> [Problem statement]:
How many lines in this data contain the string "access"? Reply with the number only.
· · · · ·
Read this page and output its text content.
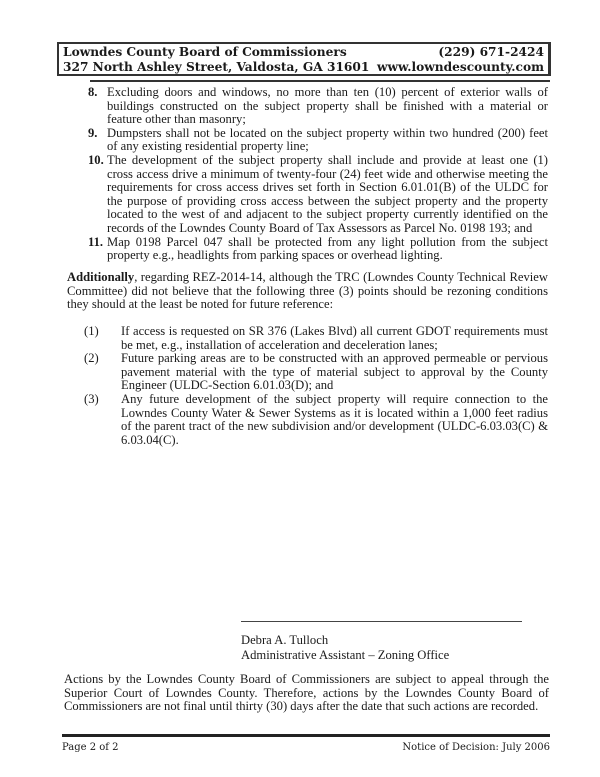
Lowndes County Board of Commissioners	(229) 671-2424
327 North Ashley Street, Valdosta, GA 31601 www.lowndescounty.com
8. Excluding doors and windows, no more than ten (10) percent of exterior walls of buildings constructed on the subject property shall be finished with a material or feature other than masonry;
9. Dumpsters shall not be located on the subject property within two hundred (200) feet of any existing residential property line;
10. The development of the subject property shall include and provide at least one (1) cross access drive a minimum of twenty-four (24) feet wide and otherwise meeting the requirements for cross access drives set forth in Section 6.01.01(B) of the ULDC for the purpose of providing cross access between the subject property and the property located to the west of and adjacent to the subject property currently identified on the records of the Lowndes County Board of Tax Assessors as Parcel No. 0198 193; and
11. Map 0198 Parcel 047 shall be protected from any light pollution from the subject property e.g., headlights from parking spaces or overhead lighting.
Additionally, regarding REZ-2014-14, although the TRC (Lowndes County Technical Review Committee) did not believe that the following three (3) points should be rezoning conditions they should at the least be noted for future reference:
(1)	If access is requested on SR 376 (Lakes Blvd) all current GDOT requirements must be met, e.g., installation of acceleration and deceleration lanes;
(2)	Future parking areas are to be constructed with an approved permeable or pervious pavement material with the type of material subject to approval by the County Engineer (ULDC-Section 6.01.03(D); and
(3)	Any future development of the subject property will require connection to the Lowndes County Water & Sewer Systems as it is located within a 1,000 feet radius of the parent tract of the new subdivision and/or development (ULDC-6.03.03(C) & 6.03.04(C).
Debra A. Tulloch
Administrative Assistant – Zoning Office
Actions by the Lowndes County Board of Commissioners are subject to appeal through the Superior Court of Lowndes County. Therefore, actions by the Lowndes County Board of Commissioners are not final until thirty (30) days after the date that such actions are recorded.
Page 2 of 2	Notice of Decision: July 2006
· · · · ·
> [Answer in full]:
2